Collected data
════

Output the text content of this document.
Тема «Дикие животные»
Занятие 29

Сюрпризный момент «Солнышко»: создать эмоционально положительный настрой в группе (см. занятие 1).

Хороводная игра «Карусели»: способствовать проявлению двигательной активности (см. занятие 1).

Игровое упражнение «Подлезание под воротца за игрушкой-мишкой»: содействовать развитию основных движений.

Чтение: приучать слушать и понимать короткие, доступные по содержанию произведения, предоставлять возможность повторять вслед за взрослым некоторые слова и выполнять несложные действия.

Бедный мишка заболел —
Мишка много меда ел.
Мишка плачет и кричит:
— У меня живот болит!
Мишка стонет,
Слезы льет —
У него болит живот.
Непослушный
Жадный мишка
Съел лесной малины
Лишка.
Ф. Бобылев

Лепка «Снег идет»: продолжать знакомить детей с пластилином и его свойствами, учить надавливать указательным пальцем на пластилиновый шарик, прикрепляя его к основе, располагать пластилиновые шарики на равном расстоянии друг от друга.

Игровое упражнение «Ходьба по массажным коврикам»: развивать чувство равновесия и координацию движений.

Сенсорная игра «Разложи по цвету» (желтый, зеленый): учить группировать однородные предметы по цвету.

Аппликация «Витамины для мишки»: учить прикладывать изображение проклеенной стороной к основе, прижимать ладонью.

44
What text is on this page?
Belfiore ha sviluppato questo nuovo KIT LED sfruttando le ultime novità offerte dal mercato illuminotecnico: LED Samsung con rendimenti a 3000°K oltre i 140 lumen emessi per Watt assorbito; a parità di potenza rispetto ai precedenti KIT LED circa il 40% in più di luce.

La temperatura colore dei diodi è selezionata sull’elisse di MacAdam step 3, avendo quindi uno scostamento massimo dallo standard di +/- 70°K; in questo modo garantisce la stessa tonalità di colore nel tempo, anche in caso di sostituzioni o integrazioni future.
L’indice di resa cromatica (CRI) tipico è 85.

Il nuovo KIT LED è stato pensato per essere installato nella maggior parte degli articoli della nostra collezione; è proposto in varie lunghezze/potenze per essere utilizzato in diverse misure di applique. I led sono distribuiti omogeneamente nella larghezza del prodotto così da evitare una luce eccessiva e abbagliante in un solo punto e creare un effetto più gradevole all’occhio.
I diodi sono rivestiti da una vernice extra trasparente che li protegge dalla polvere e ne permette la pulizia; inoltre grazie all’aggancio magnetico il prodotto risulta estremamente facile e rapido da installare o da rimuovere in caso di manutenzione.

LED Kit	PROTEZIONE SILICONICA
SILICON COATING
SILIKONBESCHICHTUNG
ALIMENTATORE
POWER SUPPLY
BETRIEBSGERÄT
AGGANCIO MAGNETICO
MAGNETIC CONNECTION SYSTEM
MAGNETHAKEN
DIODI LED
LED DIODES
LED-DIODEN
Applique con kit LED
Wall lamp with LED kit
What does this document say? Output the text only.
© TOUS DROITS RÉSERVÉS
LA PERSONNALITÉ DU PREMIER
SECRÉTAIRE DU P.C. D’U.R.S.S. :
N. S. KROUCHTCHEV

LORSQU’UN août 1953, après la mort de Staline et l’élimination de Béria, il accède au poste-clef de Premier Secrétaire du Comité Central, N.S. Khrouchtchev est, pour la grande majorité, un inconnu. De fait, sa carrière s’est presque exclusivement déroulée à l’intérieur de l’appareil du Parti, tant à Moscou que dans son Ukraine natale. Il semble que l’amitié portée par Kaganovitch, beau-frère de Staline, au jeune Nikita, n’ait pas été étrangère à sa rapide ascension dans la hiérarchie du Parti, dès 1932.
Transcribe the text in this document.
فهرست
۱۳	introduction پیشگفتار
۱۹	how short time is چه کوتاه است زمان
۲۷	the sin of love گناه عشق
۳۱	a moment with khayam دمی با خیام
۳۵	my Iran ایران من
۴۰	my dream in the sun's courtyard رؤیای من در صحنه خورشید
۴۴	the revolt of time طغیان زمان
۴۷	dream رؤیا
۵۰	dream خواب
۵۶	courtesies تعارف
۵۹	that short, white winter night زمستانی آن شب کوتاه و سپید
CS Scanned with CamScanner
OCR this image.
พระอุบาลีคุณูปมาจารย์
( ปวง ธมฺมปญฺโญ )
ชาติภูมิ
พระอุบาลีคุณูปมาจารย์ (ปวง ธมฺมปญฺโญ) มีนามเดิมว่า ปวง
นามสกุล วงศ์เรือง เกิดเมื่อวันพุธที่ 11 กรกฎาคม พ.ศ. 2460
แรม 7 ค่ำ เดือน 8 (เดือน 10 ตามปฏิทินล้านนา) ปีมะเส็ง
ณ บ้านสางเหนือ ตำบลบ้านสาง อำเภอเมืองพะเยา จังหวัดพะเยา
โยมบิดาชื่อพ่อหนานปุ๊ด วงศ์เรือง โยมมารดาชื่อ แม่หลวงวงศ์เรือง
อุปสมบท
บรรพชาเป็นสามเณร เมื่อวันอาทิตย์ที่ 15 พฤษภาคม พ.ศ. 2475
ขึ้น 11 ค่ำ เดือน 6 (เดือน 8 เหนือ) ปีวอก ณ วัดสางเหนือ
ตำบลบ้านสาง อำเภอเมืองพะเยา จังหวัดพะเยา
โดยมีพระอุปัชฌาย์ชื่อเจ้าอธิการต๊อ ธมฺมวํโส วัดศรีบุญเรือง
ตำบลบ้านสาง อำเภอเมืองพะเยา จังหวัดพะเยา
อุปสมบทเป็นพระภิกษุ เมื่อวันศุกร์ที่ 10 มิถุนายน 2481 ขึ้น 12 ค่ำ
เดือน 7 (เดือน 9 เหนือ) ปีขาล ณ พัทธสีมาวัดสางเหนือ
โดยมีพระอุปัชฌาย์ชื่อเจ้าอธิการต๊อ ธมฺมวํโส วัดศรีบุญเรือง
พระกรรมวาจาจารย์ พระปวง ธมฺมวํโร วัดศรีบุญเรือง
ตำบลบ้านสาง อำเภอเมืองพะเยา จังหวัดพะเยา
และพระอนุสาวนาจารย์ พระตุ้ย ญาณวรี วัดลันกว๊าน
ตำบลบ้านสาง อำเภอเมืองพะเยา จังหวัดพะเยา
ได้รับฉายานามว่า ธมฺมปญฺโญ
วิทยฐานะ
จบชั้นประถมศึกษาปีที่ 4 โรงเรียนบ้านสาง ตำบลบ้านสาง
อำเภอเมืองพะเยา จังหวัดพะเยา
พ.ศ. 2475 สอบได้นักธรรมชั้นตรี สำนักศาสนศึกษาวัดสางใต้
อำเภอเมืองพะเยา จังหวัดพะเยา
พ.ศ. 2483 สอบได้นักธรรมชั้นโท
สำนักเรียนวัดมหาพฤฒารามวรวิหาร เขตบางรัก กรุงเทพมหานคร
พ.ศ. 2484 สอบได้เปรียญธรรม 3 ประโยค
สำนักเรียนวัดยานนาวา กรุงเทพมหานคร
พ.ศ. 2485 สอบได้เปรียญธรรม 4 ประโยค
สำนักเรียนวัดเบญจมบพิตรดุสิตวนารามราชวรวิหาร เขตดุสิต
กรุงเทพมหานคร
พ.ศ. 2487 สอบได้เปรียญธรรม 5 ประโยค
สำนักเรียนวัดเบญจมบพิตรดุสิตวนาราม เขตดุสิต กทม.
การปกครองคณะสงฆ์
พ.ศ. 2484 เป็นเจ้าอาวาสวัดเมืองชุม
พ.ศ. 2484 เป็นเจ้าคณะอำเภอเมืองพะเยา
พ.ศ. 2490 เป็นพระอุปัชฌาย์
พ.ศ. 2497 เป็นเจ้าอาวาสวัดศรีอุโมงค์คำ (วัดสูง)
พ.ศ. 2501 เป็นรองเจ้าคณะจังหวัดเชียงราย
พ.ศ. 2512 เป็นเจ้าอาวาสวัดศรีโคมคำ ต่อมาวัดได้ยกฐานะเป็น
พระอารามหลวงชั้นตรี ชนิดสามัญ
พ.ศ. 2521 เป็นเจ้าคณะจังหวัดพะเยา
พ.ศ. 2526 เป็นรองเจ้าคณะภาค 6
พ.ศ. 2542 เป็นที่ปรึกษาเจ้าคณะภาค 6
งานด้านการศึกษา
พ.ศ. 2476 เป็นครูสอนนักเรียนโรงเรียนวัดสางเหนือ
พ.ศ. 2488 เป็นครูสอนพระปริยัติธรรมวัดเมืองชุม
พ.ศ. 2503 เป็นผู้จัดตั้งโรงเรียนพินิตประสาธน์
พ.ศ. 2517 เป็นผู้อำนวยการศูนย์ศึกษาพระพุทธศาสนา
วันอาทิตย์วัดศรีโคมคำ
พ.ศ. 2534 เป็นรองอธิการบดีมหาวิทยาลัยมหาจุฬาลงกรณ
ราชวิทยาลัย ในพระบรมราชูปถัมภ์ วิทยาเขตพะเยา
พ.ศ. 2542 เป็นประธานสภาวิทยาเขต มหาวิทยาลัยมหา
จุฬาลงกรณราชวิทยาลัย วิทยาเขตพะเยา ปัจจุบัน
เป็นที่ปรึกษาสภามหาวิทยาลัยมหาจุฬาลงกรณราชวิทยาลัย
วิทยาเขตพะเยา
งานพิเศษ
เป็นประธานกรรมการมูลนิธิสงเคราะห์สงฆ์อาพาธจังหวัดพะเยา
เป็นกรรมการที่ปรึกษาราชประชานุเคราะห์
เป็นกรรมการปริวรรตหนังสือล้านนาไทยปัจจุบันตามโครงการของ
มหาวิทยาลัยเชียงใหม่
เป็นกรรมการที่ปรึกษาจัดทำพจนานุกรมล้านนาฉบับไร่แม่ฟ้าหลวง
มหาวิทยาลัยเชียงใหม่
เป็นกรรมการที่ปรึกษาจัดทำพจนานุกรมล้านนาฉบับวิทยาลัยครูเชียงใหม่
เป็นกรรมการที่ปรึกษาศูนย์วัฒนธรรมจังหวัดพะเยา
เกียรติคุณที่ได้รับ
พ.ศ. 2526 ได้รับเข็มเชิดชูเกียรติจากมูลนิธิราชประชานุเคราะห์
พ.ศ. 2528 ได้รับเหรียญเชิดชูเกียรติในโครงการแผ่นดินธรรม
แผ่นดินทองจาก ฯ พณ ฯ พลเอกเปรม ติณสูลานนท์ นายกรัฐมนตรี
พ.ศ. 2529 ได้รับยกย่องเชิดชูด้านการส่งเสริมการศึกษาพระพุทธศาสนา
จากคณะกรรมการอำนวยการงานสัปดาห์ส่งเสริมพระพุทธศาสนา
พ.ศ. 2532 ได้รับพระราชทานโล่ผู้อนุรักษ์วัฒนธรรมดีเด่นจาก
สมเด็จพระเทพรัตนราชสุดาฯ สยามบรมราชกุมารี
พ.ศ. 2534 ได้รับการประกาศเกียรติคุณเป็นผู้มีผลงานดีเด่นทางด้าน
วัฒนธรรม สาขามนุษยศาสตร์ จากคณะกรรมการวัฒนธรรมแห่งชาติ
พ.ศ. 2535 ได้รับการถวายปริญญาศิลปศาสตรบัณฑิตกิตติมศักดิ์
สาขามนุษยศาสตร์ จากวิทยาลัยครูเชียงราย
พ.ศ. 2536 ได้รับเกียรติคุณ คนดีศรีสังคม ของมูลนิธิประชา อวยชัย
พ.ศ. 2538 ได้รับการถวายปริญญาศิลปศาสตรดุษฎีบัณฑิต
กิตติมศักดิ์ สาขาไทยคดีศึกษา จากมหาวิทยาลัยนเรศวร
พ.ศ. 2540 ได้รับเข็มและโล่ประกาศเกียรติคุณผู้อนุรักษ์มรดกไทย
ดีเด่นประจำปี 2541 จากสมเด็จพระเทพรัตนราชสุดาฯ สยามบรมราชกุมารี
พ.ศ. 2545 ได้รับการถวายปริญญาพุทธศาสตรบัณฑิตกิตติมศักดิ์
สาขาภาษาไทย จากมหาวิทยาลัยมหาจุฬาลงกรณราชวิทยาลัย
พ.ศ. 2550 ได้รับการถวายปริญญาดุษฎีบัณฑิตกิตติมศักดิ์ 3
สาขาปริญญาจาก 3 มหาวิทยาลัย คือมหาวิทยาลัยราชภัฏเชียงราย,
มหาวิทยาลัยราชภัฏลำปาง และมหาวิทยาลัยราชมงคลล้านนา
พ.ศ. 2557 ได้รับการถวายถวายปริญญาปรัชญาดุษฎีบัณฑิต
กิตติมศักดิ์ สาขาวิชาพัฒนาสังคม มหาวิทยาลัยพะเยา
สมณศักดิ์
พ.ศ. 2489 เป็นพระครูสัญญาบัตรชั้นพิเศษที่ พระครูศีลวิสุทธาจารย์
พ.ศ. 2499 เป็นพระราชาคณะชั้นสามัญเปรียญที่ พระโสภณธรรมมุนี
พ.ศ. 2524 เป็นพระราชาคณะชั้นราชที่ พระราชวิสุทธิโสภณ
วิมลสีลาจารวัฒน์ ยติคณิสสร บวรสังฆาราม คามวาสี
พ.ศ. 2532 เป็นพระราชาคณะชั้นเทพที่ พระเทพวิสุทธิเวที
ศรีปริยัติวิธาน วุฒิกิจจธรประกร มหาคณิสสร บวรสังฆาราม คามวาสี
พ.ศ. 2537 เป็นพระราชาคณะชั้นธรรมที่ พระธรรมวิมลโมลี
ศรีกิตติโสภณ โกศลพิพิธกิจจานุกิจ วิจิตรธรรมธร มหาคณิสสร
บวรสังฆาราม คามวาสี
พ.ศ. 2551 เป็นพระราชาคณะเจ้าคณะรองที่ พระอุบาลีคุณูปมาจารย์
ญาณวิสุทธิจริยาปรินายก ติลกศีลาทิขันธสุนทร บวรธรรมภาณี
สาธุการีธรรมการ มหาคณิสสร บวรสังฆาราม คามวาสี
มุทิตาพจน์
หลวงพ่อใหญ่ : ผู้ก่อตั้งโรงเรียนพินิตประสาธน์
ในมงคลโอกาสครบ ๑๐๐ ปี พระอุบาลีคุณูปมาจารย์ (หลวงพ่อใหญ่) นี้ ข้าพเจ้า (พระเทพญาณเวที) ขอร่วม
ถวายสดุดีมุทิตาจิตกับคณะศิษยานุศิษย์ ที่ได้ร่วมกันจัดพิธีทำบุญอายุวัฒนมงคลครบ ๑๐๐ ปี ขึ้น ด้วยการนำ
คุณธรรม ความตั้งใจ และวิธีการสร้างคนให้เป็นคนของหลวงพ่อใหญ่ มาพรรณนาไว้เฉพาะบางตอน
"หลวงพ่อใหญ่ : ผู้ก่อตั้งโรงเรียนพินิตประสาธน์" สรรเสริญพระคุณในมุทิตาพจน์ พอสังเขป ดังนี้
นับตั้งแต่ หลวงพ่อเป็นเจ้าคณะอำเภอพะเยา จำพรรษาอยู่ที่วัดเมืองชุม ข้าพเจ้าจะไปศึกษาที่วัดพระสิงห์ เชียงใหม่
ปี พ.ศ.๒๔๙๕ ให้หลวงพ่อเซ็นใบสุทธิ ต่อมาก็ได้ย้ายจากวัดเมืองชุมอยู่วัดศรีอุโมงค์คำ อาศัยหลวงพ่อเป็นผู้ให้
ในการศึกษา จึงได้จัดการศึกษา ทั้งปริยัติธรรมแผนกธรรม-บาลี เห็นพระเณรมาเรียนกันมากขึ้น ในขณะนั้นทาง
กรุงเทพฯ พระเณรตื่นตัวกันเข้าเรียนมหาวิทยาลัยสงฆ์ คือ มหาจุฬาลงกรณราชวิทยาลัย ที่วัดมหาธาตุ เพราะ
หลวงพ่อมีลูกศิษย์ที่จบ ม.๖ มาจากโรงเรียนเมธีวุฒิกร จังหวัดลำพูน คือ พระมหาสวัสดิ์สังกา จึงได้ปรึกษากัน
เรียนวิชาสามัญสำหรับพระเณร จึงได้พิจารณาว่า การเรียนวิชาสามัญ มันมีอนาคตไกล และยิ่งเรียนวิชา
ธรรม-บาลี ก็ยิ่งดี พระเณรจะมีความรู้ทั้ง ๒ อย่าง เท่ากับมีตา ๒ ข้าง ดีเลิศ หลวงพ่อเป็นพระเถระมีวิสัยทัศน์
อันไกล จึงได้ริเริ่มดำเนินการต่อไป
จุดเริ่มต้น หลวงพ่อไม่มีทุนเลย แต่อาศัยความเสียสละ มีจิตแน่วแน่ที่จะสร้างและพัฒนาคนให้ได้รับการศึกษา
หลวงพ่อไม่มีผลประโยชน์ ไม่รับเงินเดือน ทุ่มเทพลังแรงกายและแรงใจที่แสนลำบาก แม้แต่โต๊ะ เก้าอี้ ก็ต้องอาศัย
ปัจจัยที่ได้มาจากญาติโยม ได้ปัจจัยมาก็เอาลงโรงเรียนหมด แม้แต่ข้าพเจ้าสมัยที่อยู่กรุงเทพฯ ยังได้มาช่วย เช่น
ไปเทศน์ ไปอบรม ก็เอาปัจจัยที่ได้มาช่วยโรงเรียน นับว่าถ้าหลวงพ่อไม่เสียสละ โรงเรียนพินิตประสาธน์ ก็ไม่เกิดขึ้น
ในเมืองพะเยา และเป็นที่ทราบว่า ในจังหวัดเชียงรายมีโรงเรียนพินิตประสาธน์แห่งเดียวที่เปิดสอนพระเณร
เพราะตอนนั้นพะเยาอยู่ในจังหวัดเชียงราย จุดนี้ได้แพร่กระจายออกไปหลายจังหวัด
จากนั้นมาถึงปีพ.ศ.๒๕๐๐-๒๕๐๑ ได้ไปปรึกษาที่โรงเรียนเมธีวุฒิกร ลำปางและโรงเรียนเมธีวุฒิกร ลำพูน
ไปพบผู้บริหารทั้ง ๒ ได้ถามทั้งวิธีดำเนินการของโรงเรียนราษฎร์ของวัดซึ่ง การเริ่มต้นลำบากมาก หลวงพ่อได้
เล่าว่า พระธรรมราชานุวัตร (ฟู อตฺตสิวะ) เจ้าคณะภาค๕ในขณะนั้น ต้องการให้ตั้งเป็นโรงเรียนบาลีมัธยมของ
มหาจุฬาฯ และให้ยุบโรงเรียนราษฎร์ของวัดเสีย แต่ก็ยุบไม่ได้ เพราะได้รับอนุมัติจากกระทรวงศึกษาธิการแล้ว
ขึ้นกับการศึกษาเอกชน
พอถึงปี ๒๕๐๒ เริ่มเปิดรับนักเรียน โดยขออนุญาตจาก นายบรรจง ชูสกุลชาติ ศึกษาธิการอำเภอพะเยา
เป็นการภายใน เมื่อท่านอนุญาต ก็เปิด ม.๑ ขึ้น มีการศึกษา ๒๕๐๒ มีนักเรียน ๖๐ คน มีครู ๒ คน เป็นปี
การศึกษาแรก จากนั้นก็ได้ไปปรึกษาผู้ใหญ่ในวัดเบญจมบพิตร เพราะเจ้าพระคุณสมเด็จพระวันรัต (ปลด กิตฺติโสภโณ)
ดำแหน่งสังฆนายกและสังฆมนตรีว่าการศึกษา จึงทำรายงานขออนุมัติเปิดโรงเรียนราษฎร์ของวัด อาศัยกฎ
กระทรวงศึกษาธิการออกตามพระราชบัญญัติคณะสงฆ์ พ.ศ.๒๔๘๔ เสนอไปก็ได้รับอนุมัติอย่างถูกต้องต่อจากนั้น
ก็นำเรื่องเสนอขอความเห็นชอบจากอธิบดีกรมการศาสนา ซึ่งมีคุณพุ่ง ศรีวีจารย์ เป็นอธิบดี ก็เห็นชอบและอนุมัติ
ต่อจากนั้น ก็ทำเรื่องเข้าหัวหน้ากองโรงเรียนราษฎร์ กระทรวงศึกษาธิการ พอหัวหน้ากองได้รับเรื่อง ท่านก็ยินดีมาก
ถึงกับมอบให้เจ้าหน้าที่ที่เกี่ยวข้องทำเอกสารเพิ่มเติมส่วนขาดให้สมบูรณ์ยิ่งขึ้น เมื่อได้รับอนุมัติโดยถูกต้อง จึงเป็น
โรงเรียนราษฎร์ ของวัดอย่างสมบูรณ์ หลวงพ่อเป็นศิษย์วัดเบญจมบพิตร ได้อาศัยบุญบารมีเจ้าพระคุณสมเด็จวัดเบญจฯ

════

#### Set problem
Each line containing the word "ยมหาจ" counts once; say how many such lines there are, giving only the number.

#### Answer in full
3